[Region annotation data]
......

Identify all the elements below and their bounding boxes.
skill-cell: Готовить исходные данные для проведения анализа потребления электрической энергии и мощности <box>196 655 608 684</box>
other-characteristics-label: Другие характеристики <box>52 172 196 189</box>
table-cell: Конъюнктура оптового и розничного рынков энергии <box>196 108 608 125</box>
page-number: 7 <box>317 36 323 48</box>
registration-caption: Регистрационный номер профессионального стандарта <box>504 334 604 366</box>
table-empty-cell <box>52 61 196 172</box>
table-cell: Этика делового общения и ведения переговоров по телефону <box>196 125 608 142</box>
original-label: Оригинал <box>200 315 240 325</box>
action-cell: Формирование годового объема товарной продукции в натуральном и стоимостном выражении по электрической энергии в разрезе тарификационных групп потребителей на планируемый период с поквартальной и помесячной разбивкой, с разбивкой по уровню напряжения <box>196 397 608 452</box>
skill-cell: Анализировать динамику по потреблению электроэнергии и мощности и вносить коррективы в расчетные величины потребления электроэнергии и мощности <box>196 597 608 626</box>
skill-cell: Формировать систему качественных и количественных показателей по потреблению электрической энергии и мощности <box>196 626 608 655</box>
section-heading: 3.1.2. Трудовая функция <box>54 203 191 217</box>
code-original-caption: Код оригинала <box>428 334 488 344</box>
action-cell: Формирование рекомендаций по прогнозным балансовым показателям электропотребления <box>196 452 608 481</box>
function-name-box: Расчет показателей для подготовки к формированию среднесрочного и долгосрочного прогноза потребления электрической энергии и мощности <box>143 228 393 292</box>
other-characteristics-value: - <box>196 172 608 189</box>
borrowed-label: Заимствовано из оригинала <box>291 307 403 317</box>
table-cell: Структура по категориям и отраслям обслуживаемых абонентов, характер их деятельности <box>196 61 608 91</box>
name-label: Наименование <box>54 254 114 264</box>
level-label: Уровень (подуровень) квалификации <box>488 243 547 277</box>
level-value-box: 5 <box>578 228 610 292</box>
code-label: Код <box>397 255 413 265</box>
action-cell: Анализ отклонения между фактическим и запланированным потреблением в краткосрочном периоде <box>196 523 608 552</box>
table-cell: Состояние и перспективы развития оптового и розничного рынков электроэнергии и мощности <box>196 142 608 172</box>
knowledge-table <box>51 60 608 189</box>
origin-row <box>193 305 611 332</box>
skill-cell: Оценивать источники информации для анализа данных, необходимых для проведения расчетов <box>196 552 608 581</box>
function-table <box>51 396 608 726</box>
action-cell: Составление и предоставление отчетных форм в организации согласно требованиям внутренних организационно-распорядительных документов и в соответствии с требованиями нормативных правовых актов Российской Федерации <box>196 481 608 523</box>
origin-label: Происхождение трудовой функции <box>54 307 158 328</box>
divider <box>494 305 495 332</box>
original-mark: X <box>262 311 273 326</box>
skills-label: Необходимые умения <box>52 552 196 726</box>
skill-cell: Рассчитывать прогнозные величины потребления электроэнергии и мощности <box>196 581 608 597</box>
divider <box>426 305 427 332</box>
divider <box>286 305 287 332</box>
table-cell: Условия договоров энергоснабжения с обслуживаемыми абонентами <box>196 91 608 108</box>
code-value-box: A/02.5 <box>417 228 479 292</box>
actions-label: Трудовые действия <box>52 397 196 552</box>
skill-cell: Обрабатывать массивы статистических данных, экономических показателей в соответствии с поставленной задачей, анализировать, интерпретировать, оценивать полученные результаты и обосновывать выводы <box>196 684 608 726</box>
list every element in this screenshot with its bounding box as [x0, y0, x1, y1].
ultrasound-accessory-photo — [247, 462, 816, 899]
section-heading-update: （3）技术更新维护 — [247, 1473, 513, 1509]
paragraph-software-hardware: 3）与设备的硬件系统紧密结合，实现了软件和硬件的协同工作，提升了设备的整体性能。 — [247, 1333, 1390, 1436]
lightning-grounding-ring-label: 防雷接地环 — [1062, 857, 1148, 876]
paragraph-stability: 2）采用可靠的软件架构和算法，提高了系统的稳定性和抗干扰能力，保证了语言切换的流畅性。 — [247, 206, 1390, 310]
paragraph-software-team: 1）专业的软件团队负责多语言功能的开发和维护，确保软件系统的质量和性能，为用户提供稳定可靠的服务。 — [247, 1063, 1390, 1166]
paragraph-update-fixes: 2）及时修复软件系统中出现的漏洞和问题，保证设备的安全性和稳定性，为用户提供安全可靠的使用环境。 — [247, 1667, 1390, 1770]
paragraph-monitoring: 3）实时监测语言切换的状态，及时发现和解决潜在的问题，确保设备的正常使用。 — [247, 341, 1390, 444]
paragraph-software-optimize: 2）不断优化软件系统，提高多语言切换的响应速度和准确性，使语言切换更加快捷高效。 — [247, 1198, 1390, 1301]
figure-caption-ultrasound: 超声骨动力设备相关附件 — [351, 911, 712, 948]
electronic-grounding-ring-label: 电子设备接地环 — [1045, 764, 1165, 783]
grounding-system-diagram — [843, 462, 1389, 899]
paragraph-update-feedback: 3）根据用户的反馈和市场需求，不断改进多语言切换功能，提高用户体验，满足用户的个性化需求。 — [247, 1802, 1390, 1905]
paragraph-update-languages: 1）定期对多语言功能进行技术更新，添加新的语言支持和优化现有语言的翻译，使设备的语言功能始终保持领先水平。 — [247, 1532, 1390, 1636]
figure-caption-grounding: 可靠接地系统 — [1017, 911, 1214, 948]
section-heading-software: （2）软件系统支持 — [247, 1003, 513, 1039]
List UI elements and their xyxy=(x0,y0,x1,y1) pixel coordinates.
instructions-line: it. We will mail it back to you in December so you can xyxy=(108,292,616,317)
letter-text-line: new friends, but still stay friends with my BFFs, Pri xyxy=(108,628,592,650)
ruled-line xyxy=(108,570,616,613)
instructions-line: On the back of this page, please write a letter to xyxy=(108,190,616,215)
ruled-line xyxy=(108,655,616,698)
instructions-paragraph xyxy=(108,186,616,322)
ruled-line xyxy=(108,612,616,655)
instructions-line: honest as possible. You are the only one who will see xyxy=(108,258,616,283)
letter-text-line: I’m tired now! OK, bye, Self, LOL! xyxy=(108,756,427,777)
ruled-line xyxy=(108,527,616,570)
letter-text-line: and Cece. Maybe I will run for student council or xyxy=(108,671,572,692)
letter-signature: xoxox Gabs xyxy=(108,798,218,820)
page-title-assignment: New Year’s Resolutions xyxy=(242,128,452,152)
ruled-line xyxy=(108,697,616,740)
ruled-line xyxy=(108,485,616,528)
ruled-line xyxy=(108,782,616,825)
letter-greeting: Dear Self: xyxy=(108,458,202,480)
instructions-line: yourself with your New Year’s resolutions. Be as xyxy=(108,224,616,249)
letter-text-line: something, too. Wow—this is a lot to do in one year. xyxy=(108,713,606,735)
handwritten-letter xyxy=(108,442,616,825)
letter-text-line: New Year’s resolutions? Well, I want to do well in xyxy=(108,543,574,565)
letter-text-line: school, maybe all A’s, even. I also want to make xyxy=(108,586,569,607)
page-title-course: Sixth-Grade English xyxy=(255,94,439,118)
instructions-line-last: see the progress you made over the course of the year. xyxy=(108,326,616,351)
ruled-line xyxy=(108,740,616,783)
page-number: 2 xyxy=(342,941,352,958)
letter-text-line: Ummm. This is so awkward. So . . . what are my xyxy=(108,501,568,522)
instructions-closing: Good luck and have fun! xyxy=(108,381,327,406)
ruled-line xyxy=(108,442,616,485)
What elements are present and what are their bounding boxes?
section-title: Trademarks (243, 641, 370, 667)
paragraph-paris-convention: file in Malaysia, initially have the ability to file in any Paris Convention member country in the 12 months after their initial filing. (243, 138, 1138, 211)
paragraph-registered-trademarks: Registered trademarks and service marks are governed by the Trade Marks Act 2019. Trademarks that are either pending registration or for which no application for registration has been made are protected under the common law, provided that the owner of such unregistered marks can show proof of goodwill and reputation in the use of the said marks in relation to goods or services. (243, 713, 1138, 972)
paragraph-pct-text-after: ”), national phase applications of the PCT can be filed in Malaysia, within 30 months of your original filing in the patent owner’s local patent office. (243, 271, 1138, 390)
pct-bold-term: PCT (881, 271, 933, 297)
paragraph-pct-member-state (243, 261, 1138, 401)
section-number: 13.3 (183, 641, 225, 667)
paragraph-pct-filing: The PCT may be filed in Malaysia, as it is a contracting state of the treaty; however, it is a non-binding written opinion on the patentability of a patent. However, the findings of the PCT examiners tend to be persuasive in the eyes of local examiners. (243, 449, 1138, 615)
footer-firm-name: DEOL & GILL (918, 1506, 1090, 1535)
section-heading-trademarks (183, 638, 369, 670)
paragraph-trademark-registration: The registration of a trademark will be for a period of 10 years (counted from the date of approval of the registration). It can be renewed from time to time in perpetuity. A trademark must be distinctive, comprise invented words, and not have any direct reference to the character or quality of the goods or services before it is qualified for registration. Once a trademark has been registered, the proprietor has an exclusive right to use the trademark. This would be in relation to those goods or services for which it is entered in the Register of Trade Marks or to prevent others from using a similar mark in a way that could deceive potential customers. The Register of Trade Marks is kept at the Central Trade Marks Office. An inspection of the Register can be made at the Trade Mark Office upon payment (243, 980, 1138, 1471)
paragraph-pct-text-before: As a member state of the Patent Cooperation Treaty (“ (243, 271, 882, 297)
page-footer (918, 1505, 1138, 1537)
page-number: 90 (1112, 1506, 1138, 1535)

......

**THE EXERCISE**
Copy out the data lines word for word, starting at the very first line and stopping after the line that contains "level-label: Уровень (подуровень)".

**SOLUTION TO THE EXERCISE**
Identify all the elements below and their bounding boxes.
skill-cell: Готовить исходные данные для проведения анализа потребления электрической энергии и мощности <box>196 655 608 684</box>
other-characteristics-label: Другие характеристики <box>52 172 196 189</box>
table-cell: Конъюнктура оптового и розничного рынков энергии <box>196 108 608 125</box>
page-number: 7 <box>317 36 323 48</box>
registration-caption: Регистрационный номер профессионального стандарта <box>504 334 604 366</box>
table-empty-cell <box>52 61 196 172</box>
table-cell: Этика делового общения и ведения переговоров по телефону <box>196 125 608 142</box>
original-label: Оригинал <box>200 315 240 325</box>
action-cell: Формирование годового объема товарной продукции в натуральном и стоимостном выражении по электрической энергии в разрезе тарификационных групп потребителей на планируемый период с поквартальной и помесячной разбивкой, с разбивкой по уровню напряжения <box>196 397 608 452</box>
skill-cell: Анализировать динамику по потреблению электроэнергии и мощности и вносить коррективы в расчетные величины потребления электроэнергии и мощности <box>196 597 608 626</box>
skill-cell: Формировать систему качественных и количественных показателей по потреблению электрической энергии и мощности <box>196 626 608 655</box>
section-heading: 3.1.2. Трудовая функция <box>54 203 191 217</box>
code-original-caption: Код оригинала <box>428 334 488 344</box>
action-cell: Формирование рекомендаций по прогнозным балансовым показателям электропотребления <box>196 452 608 481</box>
function-name-box: Расчет показателей для подготовки к формированию среднесрочного и долгосрочного прогноза потребления электрической энергии и мощности <box>143 228 393 292</box>
other-characteristics-value: - <box>196 172 608 189</box>
borrowed-label: Заимствовано из оригинала <box>291 307 403 317</box>
table-cell: Структура по категориям и отраслям обслуживаемых абонентов, характер их деятельности <box>196 61 608 91</box>
name-label: Наименование <box>54 254 114 264</box>
level-label: Уровень (подуровень) квалификации <box>488 243 547 277</box>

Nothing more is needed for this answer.